SOURCE DOCUMENT -
::::

However, during the discussions on responsiveness to authority, almost all groups questioned the efficacy of the Dutch health care services. This new emerging theme was thoroughly discussed and the results are to be found under the heading 'Efficacy of Dutch health care services'.

Religious factors

Issues related to HBV-screening that were mentioned by the participants were also in the realm of religion. These may be (1) responsibility for one's health, (2) the concept of cleanliness and (3) the Islamic doctrine regarding health and disease.

Regarding religious feelings of responsibility for one's health, all groups except the G1 women expressed the importance of their religion for the choices they will make regarding their health. Without probing, the responsibility for one's personal health and for the health of one's (future) partner, family and other persons in the social environment were mentioned as reasons for testing.

For the G1 men, a group in which a religious leader participated, the concept of cleanliness was seen as a condition for living 'halal' (lawful), and was presented as the solution for the prevention of HBV infection.

"Our prophet says: cleanliness is half of the faith. If someone is not clean, he might not go to heaven. A person who lives according to the rules of our religion will be almost 100% sure of not getting this disease (HBV)." (G1 men)

This concept of cleanliness, living 'halal', includes hygienic cleanliness (washing hands, using own toiletries), but also not having extramarital sex, and seemed to be most poignant for both G1 and G2 men. In none of the women's groups were the words 'halal' or 'haram' (unlawful) mentioned.

Aspects of the Islamic doctrine regarding health and disease were discussed in the groups:

"It is written: you have to do all you can in order to cure a disease". (G1 men)

Furthermore, it was noted that Muslims are obliged to care for the body, in order to be able to return it to Allah in an unblemished state. The young men mentioned religion also in the context of fate. They felt that there was a limit to what one could do to prevent disease, and that getting ill, in a sense, is also fate. However, their peers remarked that this might never be a reason for not trying your best to stay healthy. One group of young men also mentioned that in religion, there is always forgiveness and a solution for bad behaviour. This was also deemed valid in the case of extramarital sex, and for this group, this conviction would help them to speak with their parents about their (perceived immoral) behaviour. The G1 women did not connect their religion to their behaviour. When asked for the connection between their religion and having or preventing hepatitis B, the main focus in both groups was that extramarital sex is forbidden. The women did not mention that religion can prescribe to act positively for one's health, while all other groups did so.

Efficacy of Dutch health care services

In almost all groups, the difference in quality of health care in Turkey and the Netherlands was discussed spontaneously. The participants felt that in Turkey there was more quality of care; doctors are willing to prescribe medication and to order tests for patients readily, while in the Netherlands doctors seem to be resistant to do so. G1 women and G2 men most strongly expressed their dissatisfaction:

"For 1 or 2 years, I am not seeing the GP anymore. If I have some complain, I think... well leave it, the only thing I will get is a painkiller. (...) I ask you: is that a way to be treated?!" (G2 male participant)

"It might be off-topic, but I really want you to write this down: in the Netherlands the health-sector is really badly organised. A human life is not truly valued." (G1 female participant)

::::

WHAT THIS EXERCISE ASKS -
1 – Rewrite the paragraph of the HBV-screening text that begins "In almost all groups, the difference in quality" more briefly, keeping its main facts.
2 – According to the HBV-screening text, which group included a religious leader?
3 – Continue the HBV-screening text from where it stops.

Source records:
::::

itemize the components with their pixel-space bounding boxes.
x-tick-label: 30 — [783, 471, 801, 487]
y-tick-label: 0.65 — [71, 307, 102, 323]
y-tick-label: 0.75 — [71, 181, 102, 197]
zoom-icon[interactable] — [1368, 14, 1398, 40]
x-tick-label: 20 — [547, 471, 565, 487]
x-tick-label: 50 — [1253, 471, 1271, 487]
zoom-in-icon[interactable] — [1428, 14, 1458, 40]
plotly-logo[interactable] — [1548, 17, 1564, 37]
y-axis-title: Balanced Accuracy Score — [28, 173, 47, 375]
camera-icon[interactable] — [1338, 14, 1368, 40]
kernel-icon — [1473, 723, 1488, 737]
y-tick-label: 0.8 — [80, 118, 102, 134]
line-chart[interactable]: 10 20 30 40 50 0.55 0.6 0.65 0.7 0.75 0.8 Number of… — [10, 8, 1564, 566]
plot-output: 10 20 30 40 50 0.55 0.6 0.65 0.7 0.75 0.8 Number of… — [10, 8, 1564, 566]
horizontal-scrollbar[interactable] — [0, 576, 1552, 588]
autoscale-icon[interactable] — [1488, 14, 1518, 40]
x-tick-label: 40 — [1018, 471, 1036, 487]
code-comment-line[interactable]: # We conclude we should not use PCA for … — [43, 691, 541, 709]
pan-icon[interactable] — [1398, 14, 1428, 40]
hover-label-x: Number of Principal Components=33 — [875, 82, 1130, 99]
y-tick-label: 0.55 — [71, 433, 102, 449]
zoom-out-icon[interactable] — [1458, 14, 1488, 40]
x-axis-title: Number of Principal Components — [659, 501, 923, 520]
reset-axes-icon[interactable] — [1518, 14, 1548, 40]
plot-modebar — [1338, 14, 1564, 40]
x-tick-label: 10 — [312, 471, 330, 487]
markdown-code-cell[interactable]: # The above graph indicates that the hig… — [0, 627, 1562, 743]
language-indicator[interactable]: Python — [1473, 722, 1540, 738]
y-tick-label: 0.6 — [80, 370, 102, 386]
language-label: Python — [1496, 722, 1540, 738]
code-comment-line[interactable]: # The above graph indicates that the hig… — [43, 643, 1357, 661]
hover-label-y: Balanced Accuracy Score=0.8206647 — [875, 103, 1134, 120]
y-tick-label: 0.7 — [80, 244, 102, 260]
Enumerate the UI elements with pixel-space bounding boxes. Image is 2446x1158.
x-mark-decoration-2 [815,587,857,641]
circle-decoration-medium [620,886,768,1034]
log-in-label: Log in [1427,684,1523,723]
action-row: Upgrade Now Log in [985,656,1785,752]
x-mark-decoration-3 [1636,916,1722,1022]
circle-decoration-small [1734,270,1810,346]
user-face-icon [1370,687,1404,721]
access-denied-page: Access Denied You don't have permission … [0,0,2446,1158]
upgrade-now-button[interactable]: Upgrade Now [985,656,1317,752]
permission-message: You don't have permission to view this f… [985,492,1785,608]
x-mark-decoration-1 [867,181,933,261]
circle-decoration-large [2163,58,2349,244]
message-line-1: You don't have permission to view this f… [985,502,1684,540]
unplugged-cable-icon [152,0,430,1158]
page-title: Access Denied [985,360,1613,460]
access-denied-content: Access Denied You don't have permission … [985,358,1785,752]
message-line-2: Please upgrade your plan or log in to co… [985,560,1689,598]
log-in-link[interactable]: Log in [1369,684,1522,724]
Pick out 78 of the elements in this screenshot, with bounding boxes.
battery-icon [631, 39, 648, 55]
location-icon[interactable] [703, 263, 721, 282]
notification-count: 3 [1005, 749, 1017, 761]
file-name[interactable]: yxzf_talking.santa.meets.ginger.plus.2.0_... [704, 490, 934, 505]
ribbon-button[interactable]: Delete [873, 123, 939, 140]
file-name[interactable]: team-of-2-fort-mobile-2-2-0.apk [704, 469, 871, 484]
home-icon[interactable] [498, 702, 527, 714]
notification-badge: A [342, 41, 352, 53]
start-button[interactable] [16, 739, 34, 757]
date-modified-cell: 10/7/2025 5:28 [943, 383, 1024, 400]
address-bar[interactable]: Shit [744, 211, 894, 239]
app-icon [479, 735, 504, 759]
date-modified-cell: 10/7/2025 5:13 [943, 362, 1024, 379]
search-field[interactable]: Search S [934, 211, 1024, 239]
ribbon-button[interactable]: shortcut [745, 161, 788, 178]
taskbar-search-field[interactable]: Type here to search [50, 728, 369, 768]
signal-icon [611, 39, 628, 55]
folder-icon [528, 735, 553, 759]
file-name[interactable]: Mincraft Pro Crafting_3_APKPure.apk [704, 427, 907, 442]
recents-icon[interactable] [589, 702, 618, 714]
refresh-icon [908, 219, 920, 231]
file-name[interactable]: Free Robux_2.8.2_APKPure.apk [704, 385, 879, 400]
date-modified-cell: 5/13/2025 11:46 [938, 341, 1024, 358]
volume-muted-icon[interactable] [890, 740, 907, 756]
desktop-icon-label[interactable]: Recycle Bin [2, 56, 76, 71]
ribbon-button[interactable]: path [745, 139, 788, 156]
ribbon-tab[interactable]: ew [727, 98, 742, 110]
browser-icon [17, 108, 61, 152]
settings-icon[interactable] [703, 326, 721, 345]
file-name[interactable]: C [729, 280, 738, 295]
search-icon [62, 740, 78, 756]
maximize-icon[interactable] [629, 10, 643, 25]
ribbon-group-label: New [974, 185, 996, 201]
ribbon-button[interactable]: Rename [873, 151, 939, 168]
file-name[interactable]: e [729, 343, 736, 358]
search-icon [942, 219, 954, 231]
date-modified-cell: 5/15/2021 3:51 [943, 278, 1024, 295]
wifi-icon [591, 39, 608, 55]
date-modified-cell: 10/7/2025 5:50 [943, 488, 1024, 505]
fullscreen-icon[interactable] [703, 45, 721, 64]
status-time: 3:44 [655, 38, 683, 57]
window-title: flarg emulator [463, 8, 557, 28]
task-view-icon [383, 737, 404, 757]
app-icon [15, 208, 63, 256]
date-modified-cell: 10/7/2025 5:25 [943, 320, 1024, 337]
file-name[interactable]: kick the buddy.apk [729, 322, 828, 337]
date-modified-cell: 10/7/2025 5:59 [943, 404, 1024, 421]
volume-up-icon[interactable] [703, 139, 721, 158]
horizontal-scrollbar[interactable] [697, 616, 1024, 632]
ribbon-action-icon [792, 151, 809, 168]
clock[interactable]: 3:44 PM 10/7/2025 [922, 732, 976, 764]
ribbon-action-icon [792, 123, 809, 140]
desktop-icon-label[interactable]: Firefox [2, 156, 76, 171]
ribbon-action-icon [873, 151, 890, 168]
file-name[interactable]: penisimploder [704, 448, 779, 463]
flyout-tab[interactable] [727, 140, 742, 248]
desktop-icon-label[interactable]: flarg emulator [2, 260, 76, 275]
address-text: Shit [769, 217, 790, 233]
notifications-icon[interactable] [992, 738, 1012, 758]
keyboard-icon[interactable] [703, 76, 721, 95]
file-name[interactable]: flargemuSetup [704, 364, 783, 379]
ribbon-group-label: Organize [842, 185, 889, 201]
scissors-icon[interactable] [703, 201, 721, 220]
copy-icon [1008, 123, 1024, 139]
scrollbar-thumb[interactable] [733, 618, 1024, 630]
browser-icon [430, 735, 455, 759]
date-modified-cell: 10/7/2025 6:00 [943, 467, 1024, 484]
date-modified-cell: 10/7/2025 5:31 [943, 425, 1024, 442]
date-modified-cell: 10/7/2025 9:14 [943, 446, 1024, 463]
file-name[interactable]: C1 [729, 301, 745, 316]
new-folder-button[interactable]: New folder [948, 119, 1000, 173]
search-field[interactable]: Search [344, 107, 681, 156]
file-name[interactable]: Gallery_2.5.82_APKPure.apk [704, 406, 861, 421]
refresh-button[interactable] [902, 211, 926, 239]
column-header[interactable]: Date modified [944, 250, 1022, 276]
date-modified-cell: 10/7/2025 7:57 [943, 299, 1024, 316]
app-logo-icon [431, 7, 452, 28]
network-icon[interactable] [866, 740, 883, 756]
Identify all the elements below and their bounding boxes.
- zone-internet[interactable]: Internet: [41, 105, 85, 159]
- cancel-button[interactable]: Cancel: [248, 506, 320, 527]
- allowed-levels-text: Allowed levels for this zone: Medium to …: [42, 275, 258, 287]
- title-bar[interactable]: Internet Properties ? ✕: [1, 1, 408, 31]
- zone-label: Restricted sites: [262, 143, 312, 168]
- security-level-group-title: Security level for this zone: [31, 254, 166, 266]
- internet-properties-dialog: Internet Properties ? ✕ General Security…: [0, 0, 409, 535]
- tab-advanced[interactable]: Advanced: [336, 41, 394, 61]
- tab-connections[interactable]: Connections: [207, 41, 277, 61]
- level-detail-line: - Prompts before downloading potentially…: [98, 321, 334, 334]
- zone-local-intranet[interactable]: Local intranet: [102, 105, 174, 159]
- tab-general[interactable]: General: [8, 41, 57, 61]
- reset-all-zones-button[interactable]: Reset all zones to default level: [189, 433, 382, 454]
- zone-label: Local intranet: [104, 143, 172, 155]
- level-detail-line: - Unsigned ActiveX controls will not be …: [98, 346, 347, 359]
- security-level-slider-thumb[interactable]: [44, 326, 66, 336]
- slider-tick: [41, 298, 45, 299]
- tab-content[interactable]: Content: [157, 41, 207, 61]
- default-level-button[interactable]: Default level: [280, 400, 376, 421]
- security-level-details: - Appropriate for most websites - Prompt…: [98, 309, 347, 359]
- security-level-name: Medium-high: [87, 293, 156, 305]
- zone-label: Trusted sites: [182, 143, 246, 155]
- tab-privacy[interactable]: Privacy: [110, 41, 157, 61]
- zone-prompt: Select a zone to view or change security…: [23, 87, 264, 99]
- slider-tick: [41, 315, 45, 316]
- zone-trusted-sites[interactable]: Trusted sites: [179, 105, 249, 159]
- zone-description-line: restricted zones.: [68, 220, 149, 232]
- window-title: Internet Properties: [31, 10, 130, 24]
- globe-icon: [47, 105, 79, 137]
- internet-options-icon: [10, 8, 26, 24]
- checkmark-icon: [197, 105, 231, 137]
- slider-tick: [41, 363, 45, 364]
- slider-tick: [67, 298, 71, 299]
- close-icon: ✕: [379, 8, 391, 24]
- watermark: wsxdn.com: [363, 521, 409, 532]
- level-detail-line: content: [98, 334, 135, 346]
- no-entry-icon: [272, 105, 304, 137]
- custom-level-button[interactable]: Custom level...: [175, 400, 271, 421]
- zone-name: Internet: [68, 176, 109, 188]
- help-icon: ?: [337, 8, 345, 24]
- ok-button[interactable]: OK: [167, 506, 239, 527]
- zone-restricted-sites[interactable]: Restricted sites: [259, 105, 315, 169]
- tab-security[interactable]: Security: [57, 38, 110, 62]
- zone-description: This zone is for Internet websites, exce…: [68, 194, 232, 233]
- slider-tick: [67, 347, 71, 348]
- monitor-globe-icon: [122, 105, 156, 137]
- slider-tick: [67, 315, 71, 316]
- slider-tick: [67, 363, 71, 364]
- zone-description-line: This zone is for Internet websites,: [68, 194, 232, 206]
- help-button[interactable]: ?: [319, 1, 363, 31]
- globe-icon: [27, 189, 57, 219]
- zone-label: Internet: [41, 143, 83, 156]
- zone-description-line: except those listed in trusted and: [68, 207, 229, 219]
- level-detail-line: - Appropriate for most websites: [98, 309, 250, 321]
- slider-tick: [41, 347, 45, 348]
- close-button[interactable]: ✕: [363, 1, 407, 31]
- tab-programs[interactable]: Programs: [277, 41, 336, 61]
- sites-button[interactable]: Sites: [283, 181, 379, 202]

::::

RESPONSES PER TASK -
1 – Almost all groups spontaneously compared the quality of health care in Turkey and the Netherlands. Participants felt care was better in Turkey, where doctors readily prescribe medication and order tests, while Dutch doctors seem resistant to doing so. G1 women and G2 men expressed the strongest dissatisfaction.

2 – The G1 men's group.

3 –
In the groups in the disadvantaged area, besides doubts about the quality of care, there was also distrust towards the Dutch health care system. This seems to be related to a general unhappiness about the Dutch government. It was expressed that one would rather spend his money on health in Turkey than in the Netherlands, as "they (the Dutch government) just try to get money from me" (G2 male participant). Also there were strong opinions about the role of the government in the case of hepatitis B prevention. A few times it was said:

"If this is such an important disease why do we only hear about it now?" (G1 women)

None of the groups saw practical barriers in the accessibility of the testing facilities at the Municipal Public Health Services, although high costs were mentioned as a possible obstacle.

Discussion

Focus group discussions with members of the Turkish-Dutch migrant community in the Netherlands indicated that socio-cultural factors influence their HBV-screening behaviour. The importance of the various determinants of screening varied by gender and generation. Relevant motivating factors for all participants were feelings of (religious) responsibility for one's health, and the perceived obligation to go for screening when receiving an invitation from the Municipal Public Health Services. Second generation participants perceived social support as a motivating factor to get tested for HBV; however young women strongly wanted to avoid that their social environment would associate their HBV screening with STDs or sexual activity. A barrier for the second generation males was that they experienced their health as 'fate' rather than being in their own control. This lack of control over their health was also a relevant negative factor for the married women in both G1 and G2 groups, because infection was perceived to be dependent on their husbands' sexual behaviour. A factor that would motivate these women to be screened for HBV was their independence in making health decisions. Especially in first generation women and second generation men, the efficacy of the Dutch health care services was questioned and was deemed likely to discourage screening behaviour. An important factor for both first and second generation men was the importance of their reputation. Reputations could work in a negative way especially when reputation still needs to be established by the individual, and in a positive way when reputation already has been established.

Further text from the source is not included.